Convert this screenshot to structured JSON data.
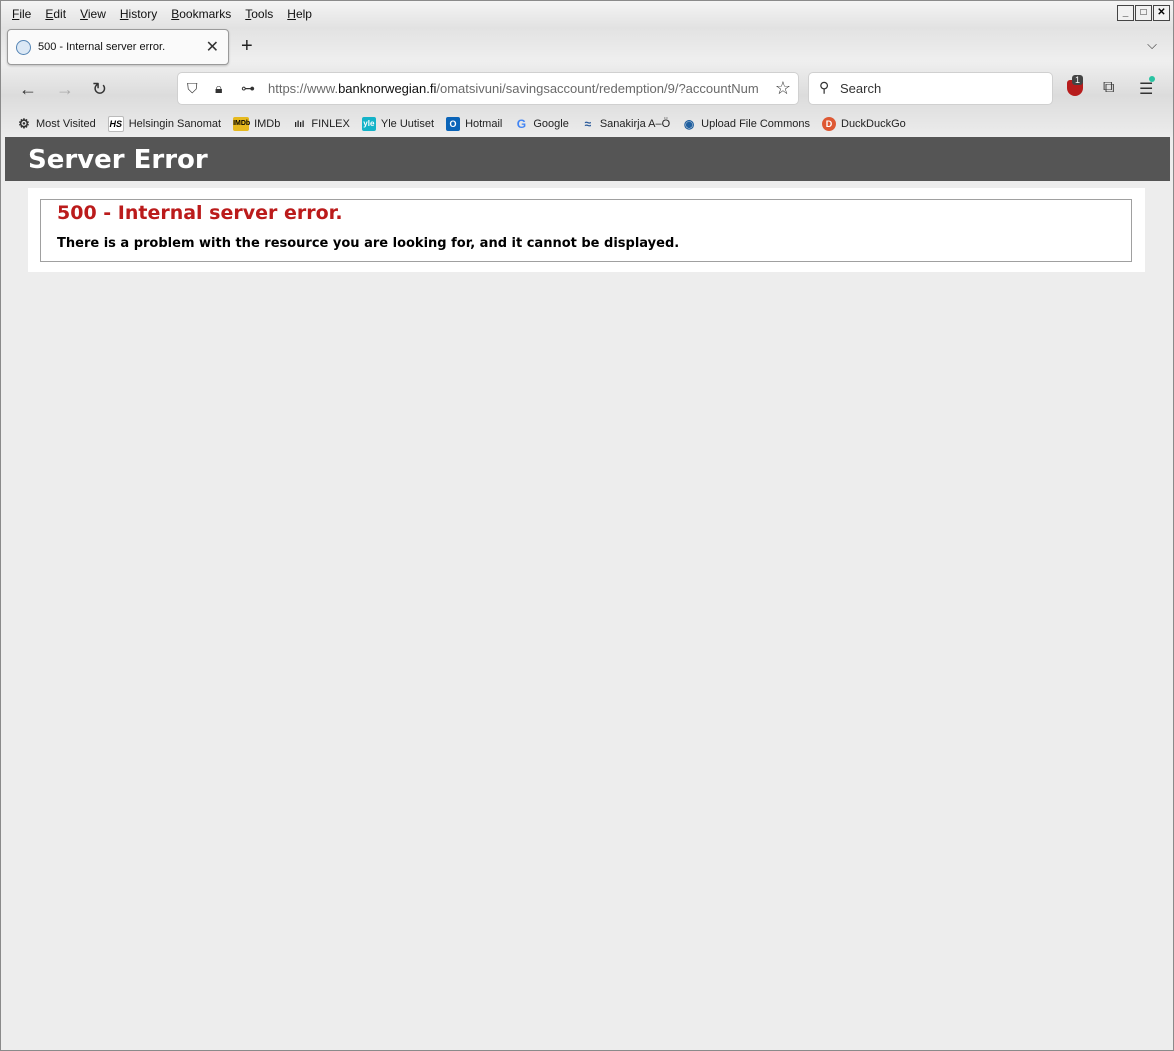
{
  "menubar": {
    "items": [
      "File",
      "Edit",
      "View",
      "History",
      "Bookmarks",
      "Tools",
      "Help"
    ]
  },
  "tab": {
    "title": "500 - Internal server error."
  },
  "urlbar": {
    "url_prefix": "https://www.",
    "url_domain": "banknorwegian.fi",
    "url_path": "/omatsivuni/savingsaccount/redemption/9/?accountNum"
  },
  "search": {
    "placeholder": "Search"
  },
  "extension": {
    "badge": "1"
  },
  "bookmarks": [
    {
      "label": "Most Visited",
      "icon": "gear-icon"
    },
    {
      "label": "Helsingin Sanomat",
      "icon": "hs-icon",
      "icon_text": "HS"
    },
    {
      "label": "IMDb",
      "icon": "imdb-icon",
      "icon_text": "IMDb"
    },
    {
      "label": "FINLEX",
      "icon": "finlex-icon",
      "icon_text": "ılıl"
    },
    {
      "label": "Yle Uutiset",
      "icon": "yle-icon",
      "icon_text": "yle"
    },
    {
      "label": "Hotmail",
      "icon": "outlook-icon",
      "icon_text": "O"
    },
    {
      "label": "Google",
      "icon": "google-icon",
      "icon_text": "G"
    },
    {
      "label": "Sanakirja A–Ö",
      "icon": "sanakirja-icon",
      "icon_text": "≈"
    },
    {
      "label": "Upload File Commons",
      "icon": "commons-icon",
      "icon_text": "◉"
    },
    {
      "label": "DuckDuckGo",
      "icon": "duckduckgo-icon",
      "icon_text": "D"
    }
  ],
  "page": {
    "header": "Server Error",
    "error_title": "500 - Internal server error.",
    "error_message": "There is a problem with the resource you are looking for, and it cannot be displayed."
  },
  "colors": {
    "header_bg": "#555555",
    "error_red": "#bb1b1b"
  }
}
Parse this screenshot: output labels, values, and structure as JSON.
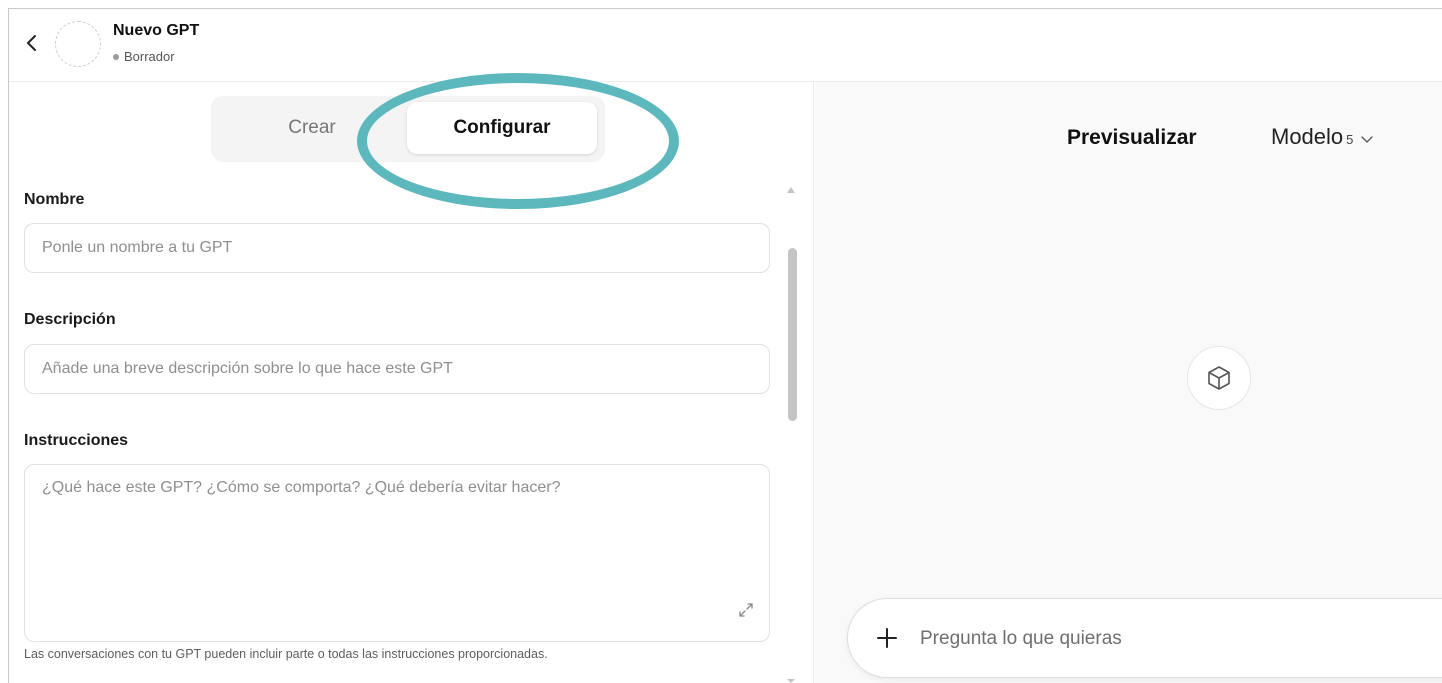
{
  "header": {
    "title": "Nuevo GPT",
    "status": "Borrador"
  },
  "tabs": [
    {
      "label": "Crear",
      "selected": false
    },
    {
      "label": "Configurar",
      "selected": true
    }
  ],
  "form": {
    "name": {
      "label": "Nombre",
      "placeholder": "Ponle un nombre a tu GPT",
      "value": ""
    },
    "description": {
      "label": "Descripción",
      "placeholder": "Añade una breve descripción sobre lo que hace este GPT",
      "value": ""
    },
    "instructions": {
      "label": "Instrucciones",
      "placeholder": "¿Qué hace este GPT? ¿Cómo se comporta? ¿Qué debería evitar hacer?",
      "value": ""
    },
    "helper": "Las conversaciones con tu GPT pueden incluir parte o todas las instrucciones proporcionadas."
  },
  "preview": {
    "title": "Previsualizar",
    "model_label": "Modelo",
    "model_version": "5",
    "composer_placeholder": "Pregunta lo que quieras"
  },
  "colors": {
    "highlight_ring": "#5db8be",
    "preview_background": "#f9f9f9"
  },
  "icons": [
    "chevron-left-icon",
    "chevron-down-icon",
    "cube-icon",
    "plus-icon",
    "expand-icon"
  ]
}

__Exercise instructions__.
Reproduce the listing exactly. Leave its pictures out.

__Solution__.
Convert this screenshot to structured JSON data.
{
  "menubar": {
    "items": [
      "File",
      "Edit",
      "View",
      "History",
      "Bookmarks",
      "Tools",
      "Help"
    ]
  },
  "tab": {
    "title": "500 - Internal server error."
  },
  "urlbar": {
    "url_prefix": "https://www.",
    "url_domain": "banknorwegian.fi",
    "url_path": "/omatsivuni/savingsaccount/redemption/9/?accountNum"
  },
  "search": {
    "placeholder": "Search"
  },
  "extension": {
    "badge": "1"
  },
  "bookmarks": [
    {
      "label": "Most Visited",
      "icon": "gear-icon"
    },
    {
      "label": "Helsingin Sanomat",
      "icon": "hs-icon",
      "icon_text": "HS"
    },
    {
      "label": "IMDb",
      "icon": "imdb-icon",
      "icon_text": "IMDb"
    },
    {
      "label": "FINLEX",
      "icon": "finlex-icon",
      "icon_text": "ılıl"
    },
    {
      "label": "Yle Uutiset",
      "icon": "yle-icon",
      "icon_text": "yle"
    },
    {
      "label": "Hotmail",
      "icon": "outlook-icon",
      "icon_text": "O"
    },
    {
      "label": "Google",
      "icon": "google-icon",
      "icon_text": "G"
    },
    {
      "label": "Sanakirja A–Ö",
      "icon": "sanakirja-icon",
      "icon_text": "≈"
    },
    {
      "label": "Upload File Commons",
      "icon": "commons-icon",
      "icon_text": "◉"
    },
    {
      "label": "DuckDuckGo",
      "icon": "duckduckgo-icon",
      "icon_text": "D"
    }
  ],
  "page": {
    "header": "Server Error",
    "error_title": "500 - Internal server error.",
    "error_message": "There is a problem with the resource you are looking for, and it cannot be displayed."
  },
  "colors": {
    "header_bg": "#555555",
    "error_red": "#bb1b1b"
  }
}
Parse this screenshot: output labels, values, and structure as JSON.
{
  "header": {
    "title": "Nuevo GPT",
    "status": "Borrador"
  },
  "tabs": [
    {
      "label": "Crear",
      "selected": false
    },
    {
      "label": "Configurar",
      "selected": true
    }
  ],
  "form": {
    "name": {
      "label": "Nombre",
      "placeholder": "Ponle un nombre a tu GPT",
      "value": ""
    },
    "description": {
      "label": "Descripción",
      "placeholder": "Añade una breve descripción sobre lo que hace este GPT",
      "value": ""
    },
    "instructions": {
      "label": "Instrucciones",
      "placeholder": "¿Qué hace este GPT? ¿Cómo se comporta? ¿Qué debería evitar hacer?",
      "value": ""
    },
    "helper": "Las conversaciones con tu GPT pueden incluir parte o todas las instrucciones proporcionadas."
  },
  "preview": {
    "title": "Previsualizar",
    "model_label": "Modelo",
    "model_version": "5",
    "composer_placeholder": "Pregunta lo que quieras"
  },
  "colors": {
    "highlight_ring": "#5db8be",
    "preview_background": "#f9f9f9"
  },
  "icons": [
    "chevron-left-icon",
    "chevron-down-icon",
    "cube-icon",
    "plus-icon",
    "expand-icon"
  ]
}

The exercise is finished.